Data excerpts start

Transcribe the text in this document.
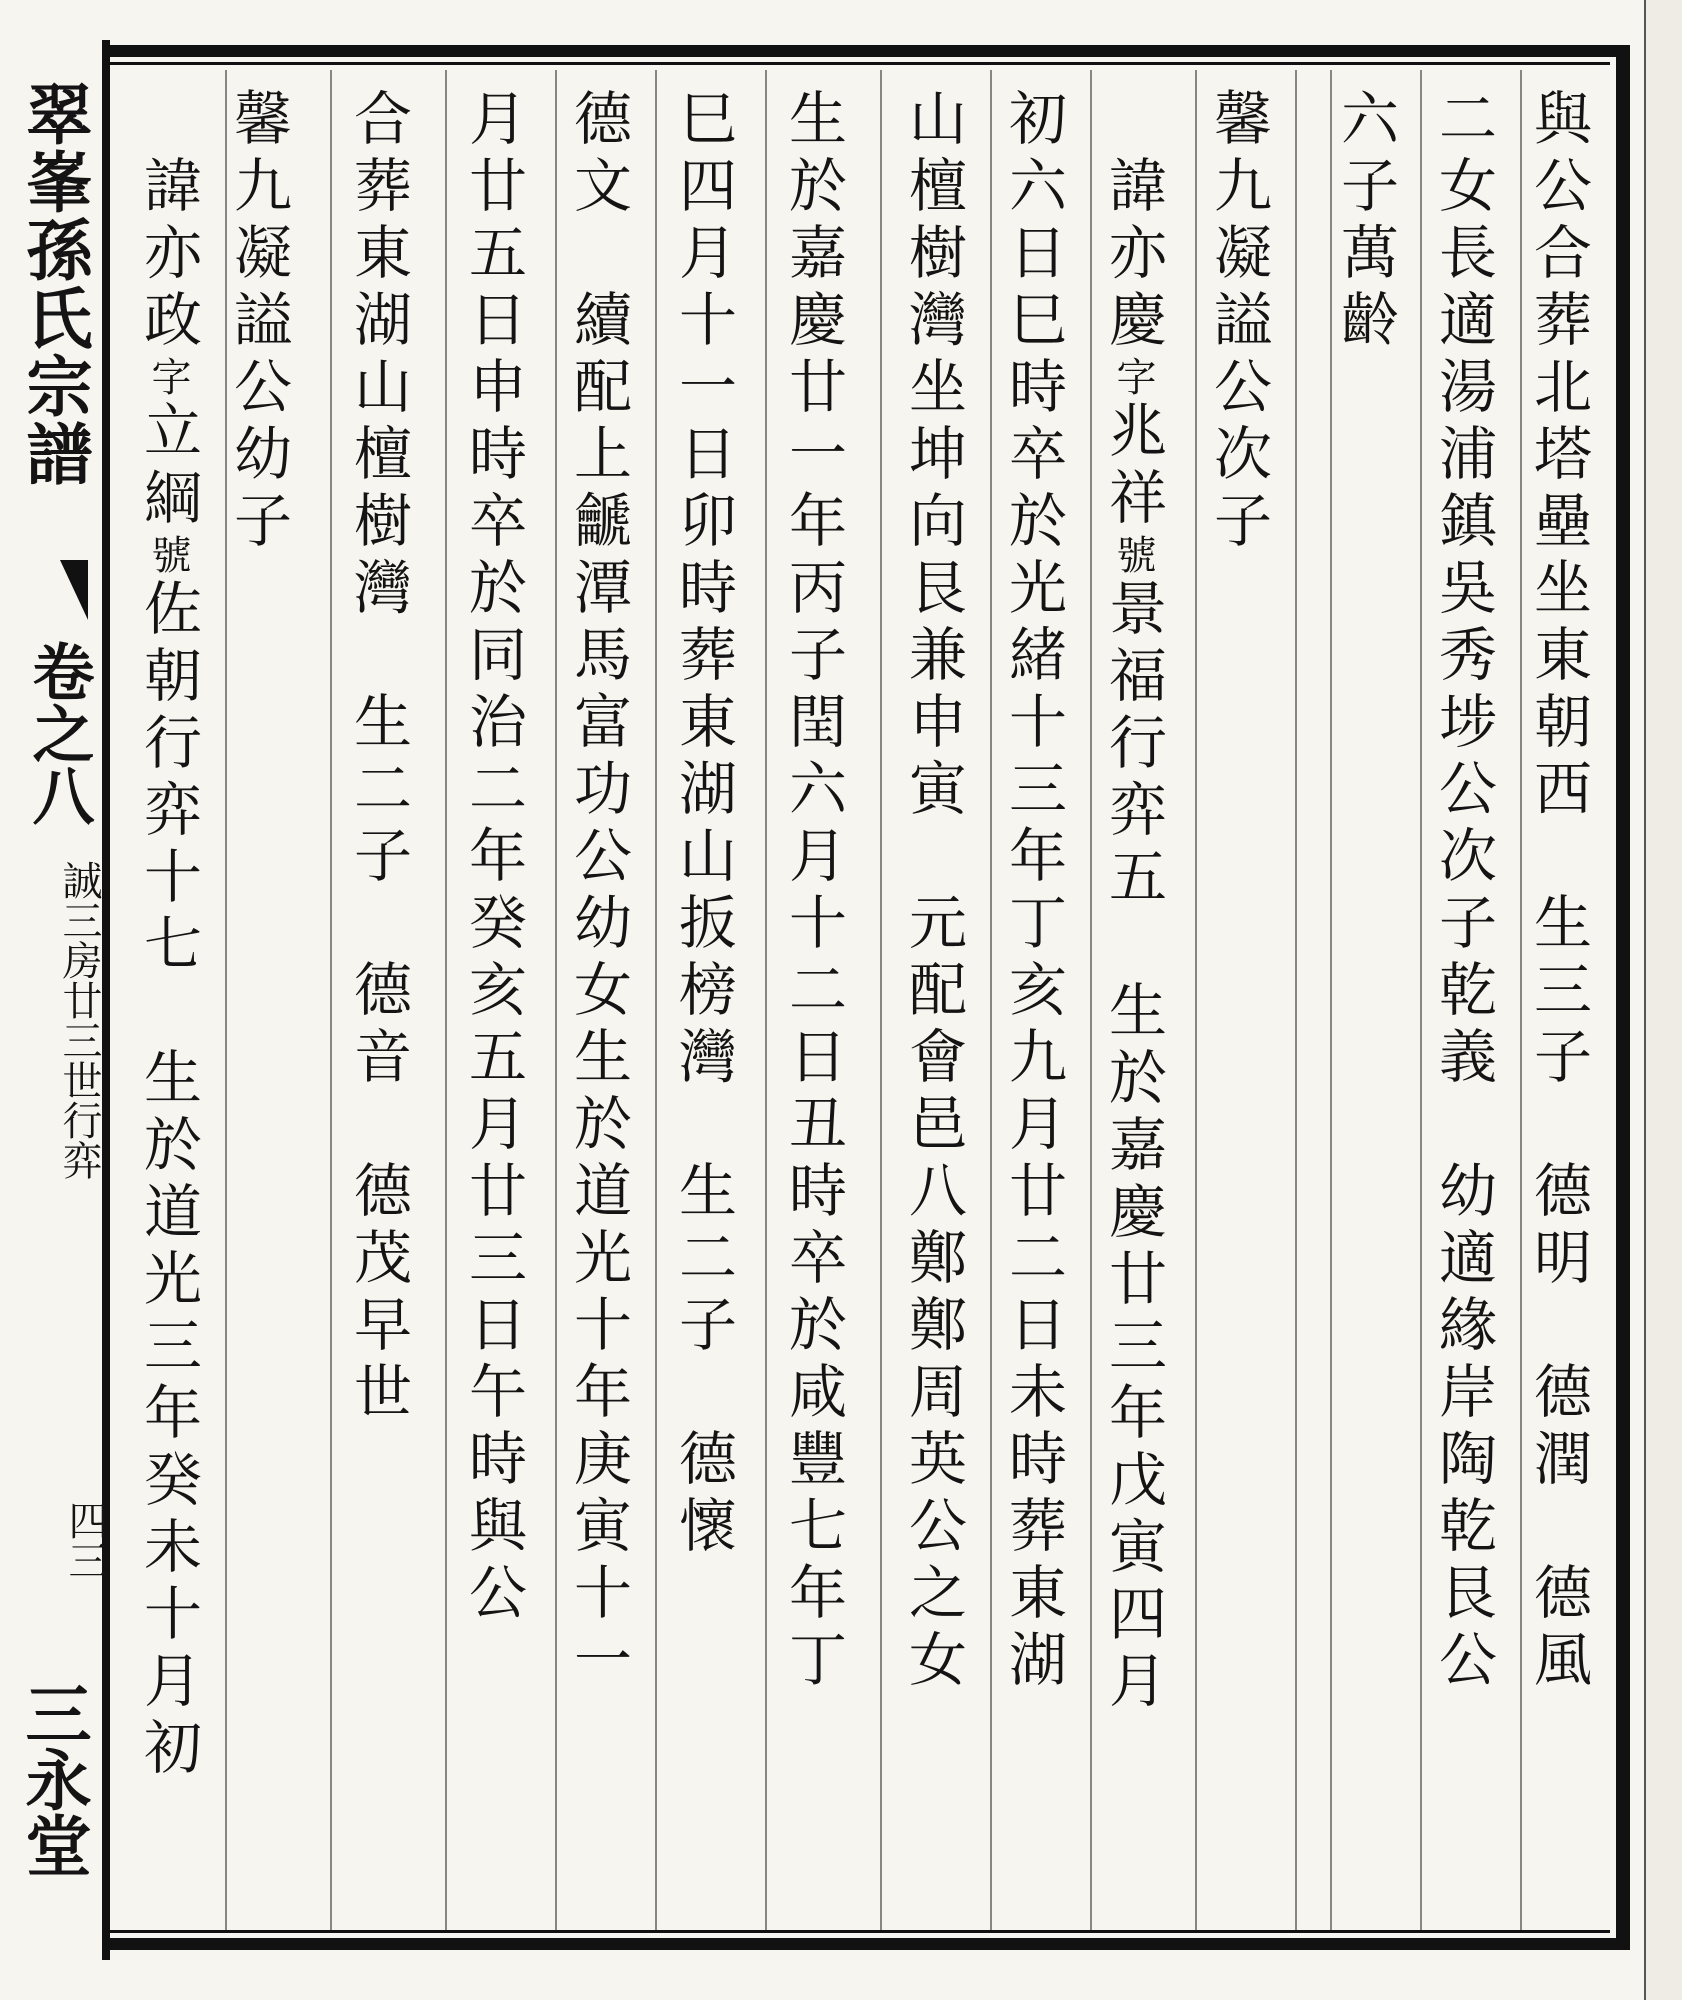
翠峯孫氏宗譜
卷之八
誠三房廿三世行弈
四三
三永堂
與公合葬北塔壘坐東朝西　生三子　德明　德潤　德風
二女長適湯浦鎮吳秀埗公次子乾義　幼適緣岸陶乾艮公
六子萬齡
馨九凝謚公次子
　諱亦慶字兆祥號景福行弈五　生於嘉慶廿三年戊寅四月
初六日巳時卒於光緒十三年丁亥九月廿二日未時葬東湖
山檀樹灣坐坤向艮兼申寅　元配會邑八鄭鄭周英公之女
生於嘉慶廿一年丙子閏六月十二日丑時卒於咸豐七年丁
巳四月十一日卯時葬東湖山扳榜灣　生二子　德懷
德文　續配上䶵潭馬富功公幼女生於道光十年庚寅十一
月廿五日申時卒於同治二年癸亥五月廿三日午時與公
合葬東湖山檀樹灣　生二子　德音　德茂早世
馨九凝謚公幼子
　諱亦政字立綱號佐朝行弈十七　生於道光三年癸未十月初
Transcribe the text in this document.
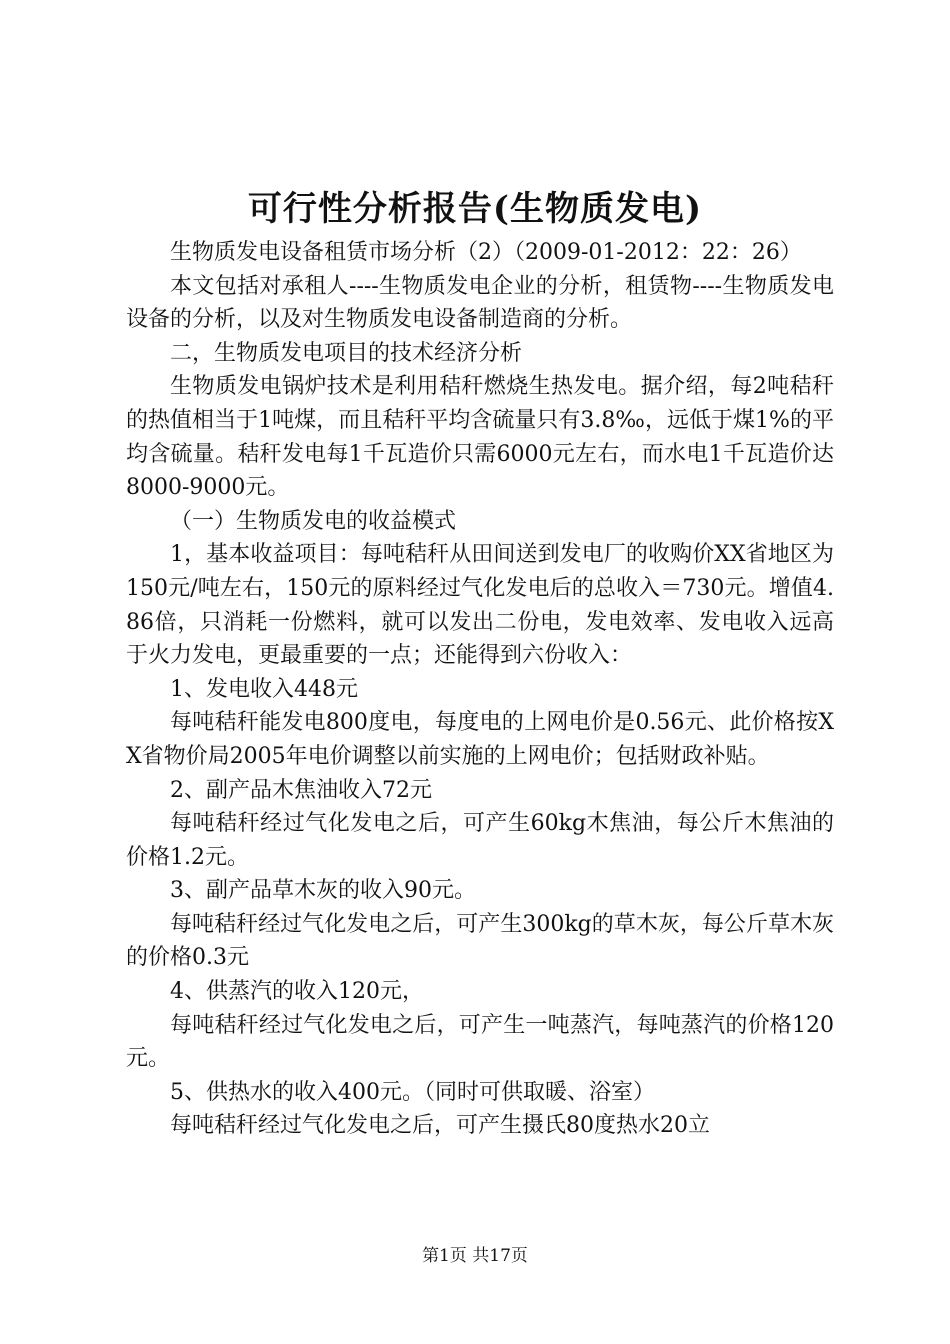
可行性分析报告(生物质发电)

生物质发电设备租赁市场分析（2）（2009-01-2012：22：26）

本文包括对承租人----生物质发电企业的分析，租赁物----生物质发电设备的分析，以及对生物质发电设备制造商的分析。

二，生物质发电项目的技术经济分析

生物质发电锅炉技术是利用秸秆燃烧生热发电。据介绍，每2吨秸秆的热值相当于1吨煤，而且秸秆平均含硫量只有3.8‰，远低于煤1%的平均含硫量。秸秆发电每1千瓦造价只需6000元左右，而水电1千瓦造价达8000-9000元。

（一）生物质发电的收益模式

1，基本收益项目：每吨秸秆从田间送到发电厂的收购价XX省地区为150元/吨左右，150元的原料经过气化发电后的总收入＝730元。增值4.86倍，只消耗一份燃料，就可以发出二份电，发电效率、发电收入远高于火力发电，更最重要的一点；还能得到六份收入：

1、发电收入448元

每吨秸秆能发电800度电，每度电的上网电价是0.56元、此价格按XX省物价局2005年电价调整以前实施的上网电价；包括财政补贴。

2、副产品木焦油收入72元

每吨秸秆经过气化发电之后，可产生60kg木焦油，每公斤木焦油的价格1.2元。

3、副产品草木灰的收入90元。

每吨秸秆经过气化发电之后，可产生300kg的草木灰，每公斤草木灰的价格0.3元

4、供蒸汽的收入120元，

每吨秸秆经过气化发电之后，可产生一吨蒸汽，每吨蒸汽的价格120元。

5、供热水的收入400元。（同时可供取暖、浴室）

每吨秸秆经过气化发电之后，可产生摄氏80度热水20立

第1页 共17页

Data excerpts end

**Request:** Your task is to return the entries above exactly, with no pictures.

**Answer to the problem:**
Transcribe the text in this document.
翠峯孫氏宗譜
卷之八
誠三房廿三世行弈
四三
三永堂
與公合葬北塔壘坐東朝西　生三子　德明　德潤　德風
二女長適湯浦鎮吳秀埗公次子乾義　幼適緣岸陶乾艮公
六子萬齡
馨九凝謚公次子
　諱亦慶字兆祥號景福行弈五　生於嘉慶廿三年戊寅四月
初六日巳時卒於光緒十三年丁亥九月廿二日未時葬東湖
山檀樹灣坐坤向艮兼申寅　元配會邑八鄭鄭周英公之女
生於嘉慶廿一年丙子閏六月十二日丑時卒於咸豐七年丁
巳四月十一日卯時葬東湖山扳榜灣　生二子　德懷
德文　續配上䶵潭馬富功公幼女生於道光十年庚寅十一
月廿五日申時卒於同治二年癸亥五月廿三日午時與公
合葬東湖山檀樹灣　生二子　德音　德茂早世
馨九凝謚公幼子
　諱亦政字立綱號佐朝行弈十七　生於道光三年癸未十月初
Transcribe the text in this document.
可行性分析报告(生物质发电)

生物质发电设备租赁市场分析（2）（2009-01-2012：22：26）

本文包括对承租人----生物质发电企业的分析，租赁物----生物质发电设备的分析，以及对生物质发电设备制造商的分析。

二，生物质发电项目的技术经济分析

生物质发电锅炉技术是利用秸秆燃烧生热发电。据介绍，每2吨秸秆的热值相当于1吨煤，而且秸秆平均含硫量只有3.8‰，远低于煤1%的平均含硫量。秸秆发电每1千瓦造价只需6000元左右，而水电1千瓦造价达8000-9000元。

（一）生物质发电的收益模式

1，基本收益项目：每吨秸秆从田间送到发电厂的收购价XX省地区为150元/吨左右，150元的原料经过气化发电后的总收入＝730元。增值4.86倍，只消耗一份燃料，就可以发出二份电，发电效率、发电收入远高于火力发电，更最重要的一点；还能得到六份收入：

1、发电收入448元

每吨秸秆能发电800度电，每度电的上网电价是0.56元、此价格按XX省物价局2005年电价调整以前实施的上网电价；包括财政补贴。

2、副产品木焦油收入72元

每吨秸秆经过气化发电之后，可产生60kg木焦油，每公斤木焦油的价格1.2元。

3、副产品草木灰的收入90元。

每吨秸秆经过气化发电之后，可产生300kg的草木灰，每公斤草木灰的价格0.3元

4、供蒸汽的收入120元，

每吨秸秆经过气化发电之后，可产生一吨蒸汽，每吨蒸汽的价格120元。

5、供热水的收入400元。（同时可供取暖、浴室）

每吨秸秆经过气化发电之后，可产生摄氏80度热水20立

第1页 共17页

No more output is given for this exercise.